=== Extrait fourni ===
————————

Deuxièmement, « tu n'améliores pas les paramètres métaboliques alors que d'autres [médicaments] le font ». Bien que la metformine abaisse l'hémoglobine glyquée, elle n'a pas de bénéfice sur le poids, la pression artérielle et les lipides par exemple.

Ensuite, « tu ne peux pas sauver mes reins alors que d'autres [médicaments] peuvent potentiellement le faire », a-t-elle lancé, citant les bénéfices sur la fonction rénale observés dans des essais sur les effets CV des nouveaux médicaments antidiabétiques.

Et, « [Metformine] tu ne peux pas sauver mon cœur comme d'autres le font ». Les études menées avec quatre nouvelles molécules (l'empagliflozine, la canagliflozine, le liraglutide et le semaglutide) ont démontré une protection CV, tant pour le critère primaire composite que pour d'autres critères comme l'hospitalisation pour une insuffisance cardiaque.

————————

=== Items répertoriés ===
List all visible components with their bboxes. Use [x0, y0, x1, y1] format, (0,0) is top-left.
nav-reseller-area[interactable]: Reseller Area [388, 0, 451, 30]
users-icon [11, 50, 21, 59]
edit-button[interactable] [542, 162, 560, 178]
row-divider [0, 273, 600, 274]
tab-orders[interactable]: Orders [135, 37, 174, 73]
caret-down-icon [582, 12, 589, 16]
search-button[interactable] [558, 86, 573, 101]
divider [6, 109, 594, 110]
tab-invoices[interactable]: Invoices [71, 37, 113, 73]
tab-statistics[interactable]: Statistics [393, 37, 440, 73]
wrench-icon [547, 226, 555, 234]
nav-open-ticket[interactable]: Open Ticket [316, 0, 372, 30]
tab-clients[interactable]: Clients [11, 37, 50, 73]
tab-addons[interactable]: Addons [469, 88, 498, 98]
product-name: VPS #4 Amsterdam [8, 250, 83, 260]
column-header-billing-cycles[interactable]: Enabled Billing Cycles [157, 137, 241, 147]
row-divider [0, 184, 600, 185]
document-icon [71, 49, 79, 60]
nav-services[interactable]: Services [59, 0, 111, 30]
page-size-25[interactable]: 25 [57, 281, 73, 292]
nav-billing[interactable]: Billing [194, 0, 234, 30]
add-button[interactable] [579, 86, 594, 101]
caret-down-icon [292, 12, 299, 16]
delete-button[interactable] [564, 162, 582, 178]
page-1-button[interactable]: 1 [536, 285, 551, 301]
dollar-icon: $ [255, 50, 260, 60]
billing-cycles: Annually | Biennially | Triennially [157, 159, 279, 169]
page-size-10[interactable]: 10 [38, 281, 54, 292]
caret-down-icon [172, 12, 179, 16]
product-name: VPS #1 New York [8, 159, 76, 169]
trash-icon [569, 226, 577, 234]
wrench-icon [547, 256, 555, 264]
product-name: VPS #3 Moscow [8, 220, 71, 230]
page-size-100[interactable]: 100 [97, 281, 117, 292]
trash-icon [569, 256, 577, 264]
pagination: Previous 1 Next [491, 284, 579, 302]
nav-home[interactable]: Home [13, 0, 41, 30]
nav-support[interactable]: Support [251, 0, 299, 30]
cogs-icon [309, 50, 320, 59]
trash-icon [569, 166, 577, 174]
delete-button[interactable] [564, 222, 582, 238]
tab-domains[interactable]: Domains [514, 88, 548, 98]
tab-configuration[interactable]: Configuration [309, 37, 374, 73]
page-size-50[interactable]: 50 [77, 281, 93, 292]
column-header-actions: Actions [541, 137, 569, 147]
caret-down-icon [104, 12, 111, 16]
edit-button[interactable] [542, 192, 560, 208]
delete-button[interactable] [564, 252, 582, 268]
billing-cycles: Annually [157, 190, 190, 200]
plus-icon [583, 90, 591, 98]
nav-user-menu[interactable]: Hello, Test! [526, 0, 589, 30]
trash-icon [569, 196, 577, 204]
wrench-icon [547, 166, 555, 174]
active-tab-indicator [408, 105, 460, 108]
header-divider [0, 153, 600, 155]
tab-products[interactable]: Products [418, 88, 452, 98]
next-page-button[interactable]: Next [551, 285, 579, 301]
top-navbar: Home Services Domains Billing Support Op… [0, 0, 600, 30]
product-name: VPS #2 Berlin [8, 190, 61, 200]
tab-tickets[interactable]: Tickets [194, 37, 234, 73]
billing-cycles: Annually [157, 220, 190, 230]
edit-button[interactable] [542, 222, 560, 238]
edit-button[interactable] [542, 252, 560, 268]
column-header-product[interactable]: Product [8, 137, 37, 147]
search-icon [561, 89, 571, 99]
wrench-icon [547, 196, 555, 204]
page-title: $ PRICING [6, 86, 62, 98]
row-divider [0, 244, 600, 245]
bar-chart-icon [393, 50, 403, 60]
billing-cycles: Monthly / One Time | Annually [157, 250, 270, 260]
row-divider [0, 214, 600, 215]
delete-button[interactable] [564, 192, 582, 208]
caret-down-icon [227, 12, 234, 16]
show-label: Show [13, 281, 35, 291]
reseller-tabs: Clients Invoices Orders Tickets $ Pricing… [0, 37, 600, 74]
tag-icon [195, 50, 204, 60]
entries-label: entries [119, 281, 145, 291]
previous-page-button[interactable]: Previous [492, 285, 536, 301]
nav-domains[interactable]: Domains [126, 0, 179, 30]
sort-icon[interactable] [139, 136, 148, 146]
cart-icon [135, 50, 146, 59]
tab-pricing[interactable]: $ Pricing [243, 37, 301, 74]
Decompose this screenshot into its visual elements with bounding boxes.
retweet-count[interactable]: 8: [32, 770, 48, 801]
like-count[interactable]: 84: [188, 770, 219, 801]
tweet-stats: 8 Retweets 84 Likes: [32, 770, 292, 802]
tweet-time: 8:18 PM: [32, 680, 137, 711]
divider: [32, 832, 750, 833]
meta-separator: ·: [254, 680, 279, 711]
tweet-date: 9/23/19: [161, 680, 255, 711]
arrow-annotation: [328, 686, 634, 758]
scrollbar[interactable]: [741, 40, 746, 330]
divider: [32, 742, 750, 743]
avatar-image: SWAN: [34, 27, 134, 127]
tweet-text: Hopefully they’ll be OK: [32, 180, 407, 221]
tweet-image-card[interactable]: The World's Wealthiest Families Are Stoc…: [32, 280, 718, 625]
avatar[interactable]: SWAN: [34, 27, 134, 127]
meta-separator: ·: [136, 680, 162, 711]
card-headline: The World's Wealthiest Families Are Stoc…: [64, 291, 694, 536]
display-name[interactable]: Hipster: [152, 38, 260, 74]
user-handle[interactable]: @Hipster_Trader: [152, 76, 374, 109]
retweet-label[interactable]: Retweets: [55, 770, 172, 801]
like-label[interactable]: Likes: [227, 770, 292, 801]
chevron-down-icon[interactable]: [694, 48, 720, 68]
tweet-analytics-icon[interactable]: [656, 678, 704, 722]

————————

=== Exercice 1 ===
Quelles sont toutes les molécules que l'extrait sur la metformine cite pour leur protection CV démontrée ?
=== Exercice 2 ===
Poursuivez l'extrait sur la metformine à partir de sa dernière phrase.
Les items constituent un matériau distinct de l'extrait.

=== Réponse 1 ===
L'empagliflozine, la canagliflozine, le liraglutide et le semaglutide.

=== Réponse 2 ===
Et enfin, « tu ne peux pas sauver ma vie, comme d'autres le font ». Le Dr Cheng a cité l'exemple des réductions de mortalité observées avec l'empagliflozine et le liraglutide.

 
[Metformine] tu ne peux pas sauver mon cœur comme d'autres le font  Dr Alice Cheng
 

« Selon les résultats des grands essais menés chez les patients à haut risque CV, les nombres de patients qu'il faut traiter (number needed to treat, NNT) pour prévenir une mort sont stupéfiants » a déclaré le Dr Cheng. Le NNT est de 39 au bout de trois ans avec l'empagliflozine et de 72 au bout de 3,8 ans pour le liraglutide. Ceci est à comparer aux NNT de 30 au bout de cinq ans pour la simvastatine et de 56 à cinq ans pour le ramipril, un inhibiteur de l'enzyme de conversion.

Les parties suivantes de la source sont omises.